#### [WRITTEN INSTRUCTION]
In the records that follow, locate every line with "salitang" and extract it.

Start of SUPPLIED MATERIAL

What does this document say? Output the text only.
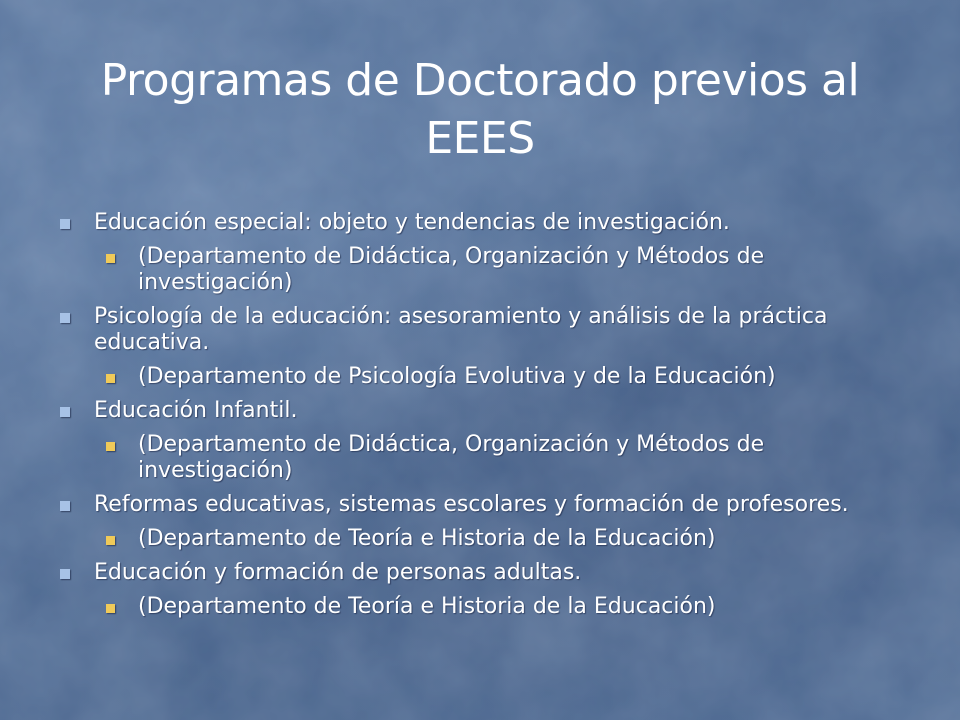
Programas de Doctorado previos al EEES
Educación especial: objeto y tendencias de investigación.
(Departamento de Didáctica, Organización y Métodos de investigación)
Psicología de la educación: asesoramiento y análisis de la práctica educativa.
(Departamento de Psicología Evolutiva y de la Educación)
Educación Infantil.
(Departamento de Didáctica, Organización y Métodos de investigación)
Reformas educativas, sistemas escolares y formación de profesores.
(Departamento de Teoría e Historia de la Educación)
Educación y formación de personas adultas.
(Departamento de Teoría e Historia de la Educación)
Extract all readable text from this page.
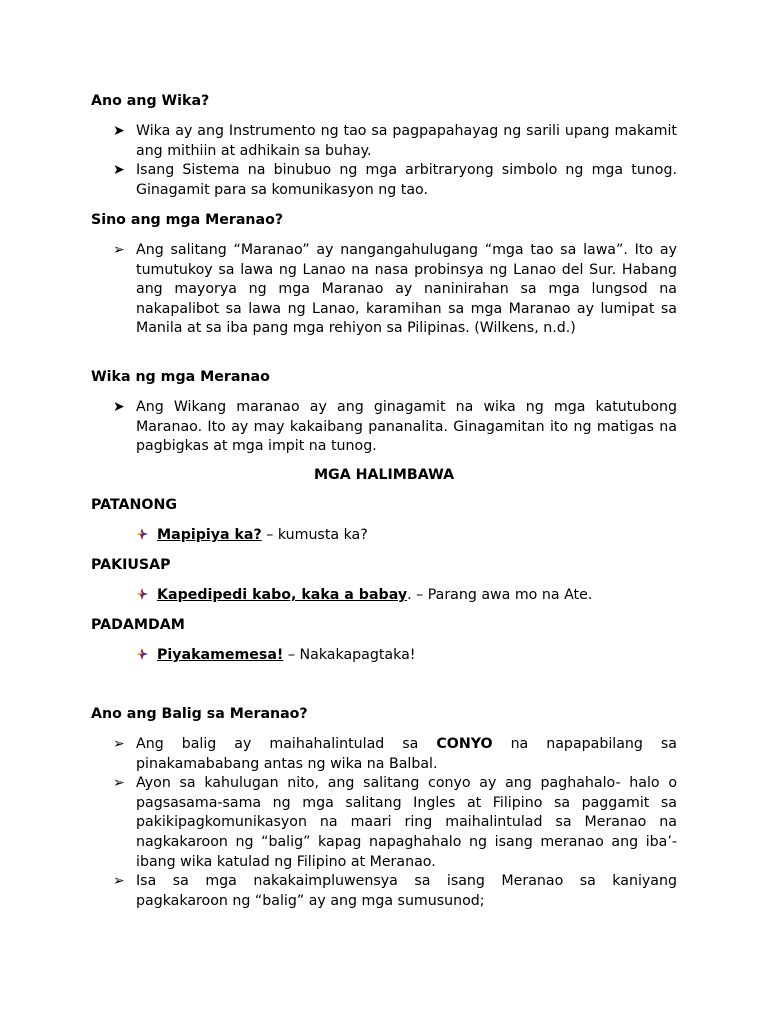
Ano ang Wika?
➤ Wika ay ang Instrumento ng tao sa pagpapahayag ng sarili upang makamit ang mithiin at adhikain sa buhay.
➤ Isang Sistema na binubuo ng mga arbitraryong simbolo ng mga tunog. Ginagamit para sa komunikasyon ng tao.
Sino ang mga Meranao?
➢ Ang salitang “Maranao” ay nangangahulugang “mga tao sa lawa”. Ito ay tumutukoy sa lawa ng Lanao na nasa probinsya ng Lanao del Sur. Habang ang mayorya ng mga Maranao ay naninirahan sa mga lungsod na nakapalibot sa lawa ng Lanao, karamihan sa mga Maranao ay lumipat sa Manila at sa iba pang mga rehiyon sa Pilipinas. (Wilkens, n.d.)
Wika ng mga Meranao
➤ Ang Wikang maranao ay ang ginagamit na wika ng mga katutubong Maranao. Ito ay may kakaibang pananalita. Ginagamitan ito ng matigas na pagbigkas at mga impit na tunog.
MGA HALIMBAWA
PATANONG
Mapipiya ka? – kumusta ka?
PAKIUSAP
Kapedipedi kabo, kaka a babay. – Parang awa mo na Ate.
PADAMDAM
Piyakamemesa! – Nakakapagtaka!
Ano ang Balig sa Meranao?
➢ Ang balig ay maihahalintulad sa CONYO na napapabilang sa pinakamababang antas ng wika na Balbal.
➢ Ayon sa kahulugan nito, ang salitang conyo ay ang paghahalo- halo o pagsasama-sama ng mga salitang Ingles at Filipino sa paggamit sa pakikipagkomunikasyon na maari ring maihalintulad sa Meranao na nagkakaroon ng “balig” kapag napaghahalo ng isang meranao ang iba’-ibang wika katulad ng Filipino at Meranao.
➢ Isa sa mga nakakaimpluwensya sa isang Meranao sa kaniyang pagkakaroon ng “balig” ay ang mga sumusunod;
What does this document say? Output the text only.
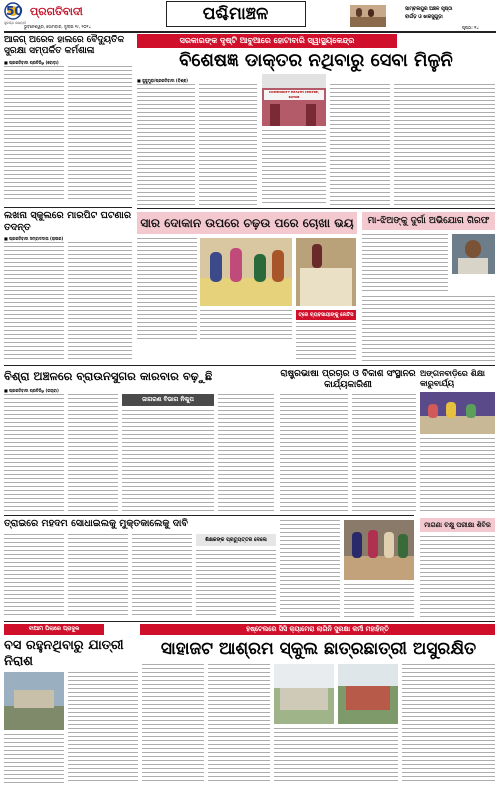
50
ସୁବର୍ଣ୍ଣ ଜୟନ୍ତୀ
ପ୍ରଗତିବାଦୀ
ଭୁବନେଶ୍ୱର, ସୋମବାର, ଜୁଲାଇ ୧୯, ୨୦୨୪
ପଶ୍ଚିମାଞ୍ଚଳ	ସାମ୍ବଲପୁର ଅଞ୍ଚଳ ପୃଷ୍ଠା
ବାର୍ଗଡ଼ ଓ ଝାରସୁଗୁଡ଼ା
ପୃଷ୍ଠା: ୧୪
ଆଜଗ୍ ଅରେକ ହାଲରେ ବୈଦ୍ୟୁତିକ ସୁରକ୍ଷା ସମ୍ପର୍କିତ କର୍ମଶାଳା
■ ପ୍ରଗତିବାଦୀ ପ୍ରତିନିଧି (ବୋଡ଼ା)
ସରକାରଙ୍କ ଦୃଷ୍ଟି ଆବୁଆରେ ହୋଟାବାରି ସ୍ୱାସ୍ଥ୍ୟକେନ୍ଦ୍ର
ବିଶେଷଜ୍ଞ ଡାକ୍ତର ନଥିବାରୁ ସେବା ମିଳୁନି
■ ଜୁଜୁମୁରା/ପ୍ରଗତିବାଦୀ (ବିଶ୍ଵ)
COMMUNITY HEALTH CENTRE, KATAB
ଲଖନା ସ୍କୁଲରେ ମାରପିଟ ଘଟଣାର ତଦନ୍ତ
■ ପ୍ରଗତିବାଦୀ ସମ୍ବାଦଦାତା (ରାଉର)
ସାର ଦୋକାନ ଉପରେ ଚଢ଼ଉ ପରେ ଚୋଖା ଭୟ
ଟ୍ରେ ବ୍ୟବସାୟୀଙ୍କୁ ନୋଟିସ
ମା-ଝିଅଙ୍କୁ ଦୁର୍ଗା ଅଭିଯୋଗ ଗିରଫ
ବିଶ୍ରା ଅଞ୍ଚଳରେ ବ୍ରାଉନସୁଗର କାରବାର ବଢ଼ୁଛି
■ ପ୍ରଗତିବାଦୀ ପ୍ରତିନିଧି (ଜୟବା)
ଜାଗରଣ ବିଭାଗ ନିଶ୍ଚୁପ
ରାଷ୍ଟ୍ରଭାଷା ପ୍ରଚାର ଓ ବିକାଶ ସଂସ୍ଥାନର କାର୍ଯ୍ୟକାରିଣୀ
ଅଙ୍ଗନବାଡ଼ିରେ ଶିକ୍ଷା କାରୁବାର୍ଯ୍ୟ
ତ୍ରାଇରେ ମହଦମ ସୋଧାଇଲକୁ ମୁକ୍ତକାଲେକୁ ଦାବି
ଶିକ୍ଷକଙ୍କ ପ୍ରତ୍ୟୁତ୍ତର ଦେଲେ
ମାଗଣା ଚକ୍ଷୁ ପରୀକ୍ଷା ଶିବିର
ବୀଆମ ପିଲାରେ ପ୍ରାଦୁକ	ହଷ୍ଟେଲରେ ସିସି କ୍ୟାମେରା ଲାଗିନି ସୁରକ୍ଷା କର୍ମୀ ମହାହିନ୍ତି
ବସ ରହୁନଥିବାରୁ ଯାତ୍ରୀ ନିରାଶ
ସାହାଜଟ ଆଶ୍ରମ ସ୍କୁଲ ଛାତ୍ରଛାତ୍ରୀ ଅସୁରକ୍ଷିତ
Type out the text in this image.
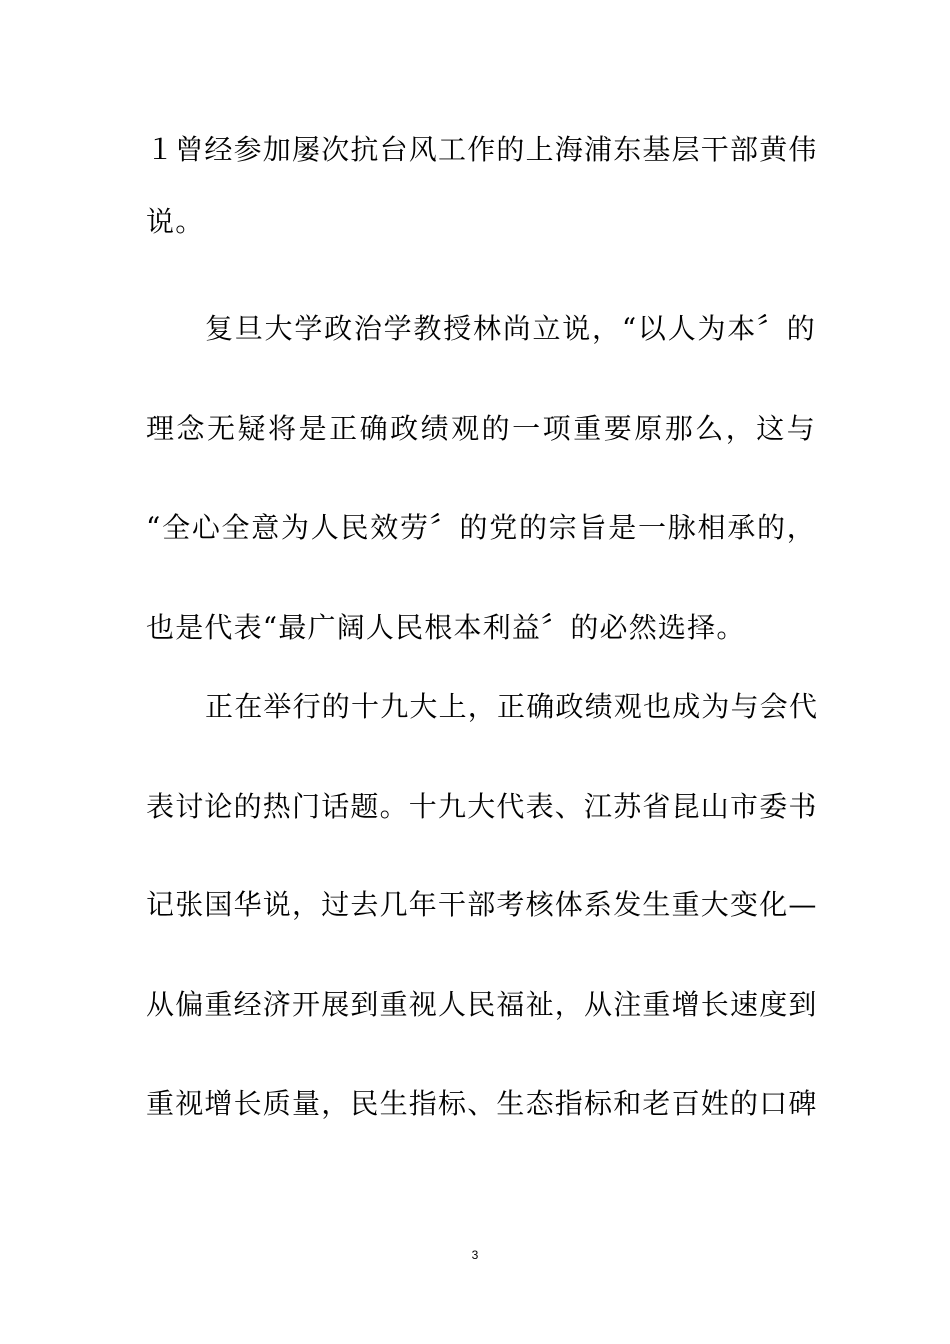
１曾经参加屡次抗台风工作的上海浦东基层干部黄伟
说。
复旦大学政治学教授林尚立说，“以人为本〞的
理念无疑将是正确政绩观的一项重要原那么，这与
“全心全意为人民效劳〞的党的宗旨是一脉相承的，
也是代表“最广阔人民根本利益〞的必然选择。
正在举行的十九大上，正确政绩观也成为与会代
表讨论的热门话题。十九大代表、江苏省昆山市委书
记张国华说，过去几年干部考核体系发生重大变化—
从偏重经济开展到重视人民福祉，从注重增长速度到
重视增长质量，民生指标、生态指标和老百姓的口碑
3
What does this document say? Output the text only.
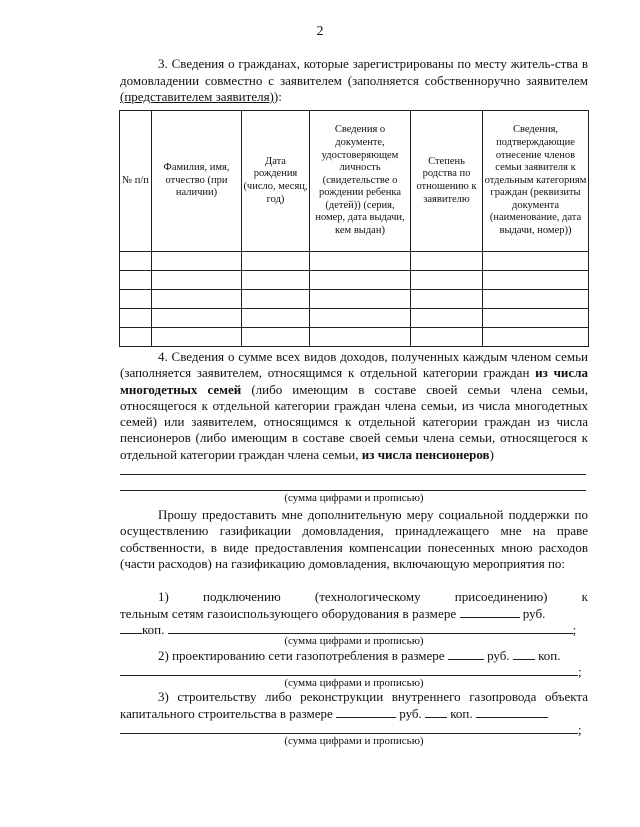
2
3. Сведения о гражданах, которые зарегистрированы по месту житель-ства в домовладении совместно с заявителем (заполняется собственноручно заявителем (представителем заявителя)):
№ п/п	Фамилия, имя, отчество (при наличии)	Дата рождения (число, месяц, год)	Сведения о документе, удостоверяющем личность (свидетельстве о рождении ребенка (детей)) (серия, номер, дата выдачи, кем выдан)	Степень родства по отношению к заявителю	Сведения, подтверждающие отнесение членов семьи заявителя к отдельным категориям граждан (реквизиты документа (наименование, дата выдачи, номер))

4. Сведения о сумме всех видов доходов, полученных каждым членом семьи (заполняется заявителем, относящимся к отдельной категории граждан из числа многодетных семей (либо имеющим в составе своей семьи члена семьи, относящегося к отдельной категории граждан члена семьи, из числа многодетных семей) или заявителем, относящимся к отдельной категории граждан из числа пенсионеров (либо имеющим в составе своей семьи члена семьи, относящегося к отдельной категории граждан члена семьи, из числа пенсионеров)
(сумма цифрами и прописью)
Прошу предоставить мне дополнительную меру социальной поддержки по осуществлению газификации домовладения, принадлежащего мне на праве собственности, в виде предоставления компенсации понесенных мною расходов (части расходов) на газификацию домовладения, включающую мероприятия по:
1) подключению (технологическому присоединению) к
тельным сетям газоиспользующего оборудования в размере	руб.
коп.	;
(сумма цифрами и прописью)
2) проектированию сети газопотребления в размере	руб. коп.
;
(сумма цифрами и прописью)
3) строительству либо реконструкции внутреннего газопровода объекта
капитального строительства в размере	руб. коп.
;
(сумма цифрами и прописью)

End of SUPPLIED MATERIAL

#### [FINAL ANSWER]
➢ Ang salitang “Maranao” ay nangangahulugang “mga tao sa lawa”. Ito ay tumutukoy sa lawa ng Lanao na nasa probinsya ng Lanao del Sur. Habang ang mayorya ng mga Maranao ay naninirahan sa mga lungsod na nakapalibot sa lawa ng Lanao, karamihan sa mga Maranao ay lumipat sa Manila at sa iba pang mga rehiyon sa Pilipinas. (Wilkens, n.d.)
➢ Ayon sa kahulugan nito, ang salitang conyo ay ang paghahalo- halo o pagsasama-sama ng mga salitang Ingles at Filipino sa paggamit sa pakikipagkomunikasyon na maari ring maihalintulad sa Meranao na nagkakaroon ng “balig” kapag napaghahalo ng isang meranao ang iba’-ibang wika katulad ng Filipino at Meranao.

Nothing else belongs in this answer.